◆ What is being asked ◆
Repeat each line of the material exactly.

Entries with figure data
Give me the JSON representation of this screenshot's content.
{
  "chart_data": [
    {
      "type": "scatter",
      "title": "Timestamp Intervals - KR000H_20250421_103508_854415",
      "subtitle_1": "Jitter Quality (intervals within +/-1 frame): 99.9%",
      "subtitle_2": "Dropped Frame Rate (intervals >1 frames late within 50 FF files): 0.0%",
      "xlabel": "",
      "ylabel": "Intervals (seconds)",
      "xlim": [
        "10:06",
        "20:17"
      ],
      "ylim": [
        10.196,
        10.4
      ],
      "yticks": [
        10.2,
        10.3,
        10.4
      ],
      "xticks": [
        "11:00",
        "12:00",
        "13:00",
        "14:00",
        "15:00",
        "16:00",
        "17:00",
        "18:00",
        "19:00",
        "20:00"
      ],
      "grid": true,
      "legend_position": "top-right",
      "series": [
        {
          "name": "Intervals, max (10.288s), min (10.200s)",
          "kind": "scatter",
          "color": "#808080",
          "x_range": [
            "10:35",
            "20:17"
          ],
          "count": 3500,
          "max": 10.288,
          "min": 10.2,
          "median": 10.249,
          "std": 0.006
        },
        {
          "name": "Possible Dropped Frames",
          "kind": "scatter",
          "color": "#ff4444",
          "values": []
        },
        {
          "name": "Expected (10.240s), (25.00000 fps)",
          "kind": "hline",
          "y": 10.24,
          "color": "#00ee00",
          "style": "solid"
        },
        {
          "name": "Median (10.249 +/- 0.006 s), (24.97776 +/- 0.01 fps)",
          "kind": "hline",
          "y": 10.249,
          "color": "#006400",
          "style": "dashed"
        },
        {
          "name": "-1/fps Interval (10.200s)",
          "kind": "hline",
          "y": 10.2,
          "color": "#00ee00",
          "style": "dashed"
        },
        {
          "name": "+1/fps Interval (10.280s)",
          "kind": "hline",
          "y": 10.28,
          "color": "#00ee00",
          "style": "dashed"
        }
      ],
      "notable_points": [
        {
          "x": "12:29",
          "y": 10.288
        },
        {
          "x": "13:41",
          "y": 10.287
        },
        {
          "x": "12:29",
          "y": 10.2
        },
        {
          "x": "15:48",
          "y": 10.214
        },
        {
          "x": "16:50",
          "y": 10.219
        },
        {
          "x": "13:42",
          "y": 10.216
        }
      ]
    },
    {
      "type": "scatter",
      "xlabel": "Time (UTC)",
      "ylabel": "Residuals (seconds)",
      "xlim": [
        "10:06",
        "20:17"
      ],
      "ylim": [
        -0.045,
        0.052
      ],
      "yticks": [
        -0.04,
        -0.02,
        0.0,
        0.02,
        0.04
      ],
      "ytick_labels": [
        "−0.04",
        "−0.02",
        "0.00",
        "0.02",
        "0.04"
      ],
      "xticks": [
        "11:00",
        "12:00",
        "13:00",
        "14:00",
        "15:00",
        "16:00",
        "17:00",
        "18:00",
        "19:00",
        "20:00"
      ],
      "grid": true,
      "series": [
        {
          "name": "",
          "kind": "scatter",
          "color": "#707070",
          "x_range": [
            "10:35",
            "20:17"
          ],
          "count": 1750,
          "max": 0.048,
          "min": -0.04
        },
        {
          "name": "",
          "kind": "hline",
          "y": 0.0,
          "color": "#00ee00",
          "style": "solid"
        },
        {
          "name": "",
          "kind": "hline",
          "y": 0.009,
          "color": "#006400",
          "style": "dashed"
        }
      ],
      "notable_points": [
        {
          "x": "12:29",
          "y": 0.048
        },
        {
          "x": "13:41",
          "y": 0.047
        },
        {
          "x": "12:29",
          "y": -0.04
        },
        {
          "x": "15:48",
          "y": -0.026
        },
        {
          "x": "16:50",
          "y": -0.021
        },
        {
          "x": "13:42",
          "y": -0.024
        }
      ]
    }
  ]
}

◆ Task output ◆
Give me the JSON representation of this screenshot's content.
{
  "chart_data": [
    {
      "type": "scatter",
      "title": "Timestamp Intervals - KR000H_20250421_103508_854415",
      "subtitle_1": "Jitter Quality (intervals within +/-1 frame): 99.9%",
      "subtitle_2": "Dropped Frame Rate (intervals >1 frames late within 50 FF files): 0.0%",
      "xlabel": "",
      "ylabel": "Intervals (seconds)",
      "xlim": [
        "10:06",
        "20:17"
      ],
      "ylim": [
        10.196,
        10.4
      ],
      "yticks": [
        10.2,
        10.3,
        10.4
      ],
      "xticks": [
        "11:00",
        "12:00",
        "13:00",
        "14:00",
        "15:00",
        "16:00",
        "17:00",
        "18:00",
        "19:00",
        "20:00"
      ],
      "grid": true,
      "legend_position": "top-right",
      "series": [
        {
          "name": "Intervals, max (10.288s), min (10.200s)",
          "kind": "scatter",
          "color": "#808080",
          "x_range": [
            "10:35",
            "20:17"
          ],
          "count": 3500,
          "max": 10.288,
          "min": 10.2,
          "median": 10.249,
          "std": 0.006
        },
        {
          "name": "Possible Dropped Frames",
          "kind": "scatter",
          "color": "#ff4444",
          "values": []
        },
        {
          "name": "Expected (10.240s), (25.00000 fps)",
          "kind": "hline",
          "y": 10.24,
          "color": "#00ee00",
          "style": "solid"
        },
        {
          "name": "Median (10.249 +/- 0.006 s), (24.97776 +/- 0.01 fps)",
          "kind": "hline",
          "y": 10.249,
          "color": "#006400",
          "style": "dashed"
        },
        {
          "name": "-1/fps Interval (10.200s)",
          "kind": "hline",
          "y": 10.2,
          "color": "#00ee00",
          "style": "dashed"
        },
        {
          "name": "+1/fps Interval (10.280s)",
          "kind": "hline",
          "y": 10.28,
          "color": "#00ee00",
          "style": "dashed"
        }
      ],
      "notable_points": [
        {
          "x": "12:29",
          "y": 10.288
        },
        {
          "x": "13:41",
          "y": 10.287
        },
        {
          "x": "12:29",
          "y": 10.2
        },
        {
          "x": "15:48",
          "y": 10.214
        },
        {
          "x": "16:50",
          "y": 10.219
        },
        {
          "x": "13:42",
          "y": 10.216
        }
      ]
    },
    {
      "type": "scatter",
      "xlabel": "Time (UTC)",
      "ylabel": "Residuals (seconds)",
      "xlim": [
        "10:06",
        "20:17"
      ],
      "ylim": [
        -0.045,
        0.052
      ],
      "yticks": [
        -0.04,
        -0.02,
        0.0,
        0.02,
        0.04
      ],
      "ytick_labels": [
        "−0.04",
        "−0.02",
        "0.00",
        "0.02",
        "0.04"
      ],
      "xticks": [
        "11:00",
        "12:00",
        "13:00",
        "14:00",
        "15:00",
        "16:00",
        "17:00",
        "18:00",
        "19:00",
        "20:00"
      ],
      "grid": true,
      "series": [
        {
          "name": "",
          "kind": "scatter",
          "color": "#707070",
          "x_range": [
            "10:35",
            "20:17"
          ],
          "count": 1750,
          "max": 0.048,
          "min": -0.04
        },
        {
          "name": "",
          "kind": "hline",
          "y": 0.0,
          "color": "#00ee00",
          "style": "solid"
        },
        {
          "name": "",
          "kind": "hline",
          "y": 0.009,
          "color": "#006400",
          "style": "dashed"
        }
      ],
      "notable_points": [
        {
          "x": "12:29",
          "y": 0.048
        },
        {
          "x": "13:41",
          "y": 0.047
        },
        {
          "x": "12:29",
          "y": -0.04
        },
        {
          "x": "15:48",
          "y": -0.026
        },
        {
          "x": "16:50",
          "y": -0.021
        },
        {
          "x": "13:42",
          "y": -0.024
        }
      ]
    }
  ]
}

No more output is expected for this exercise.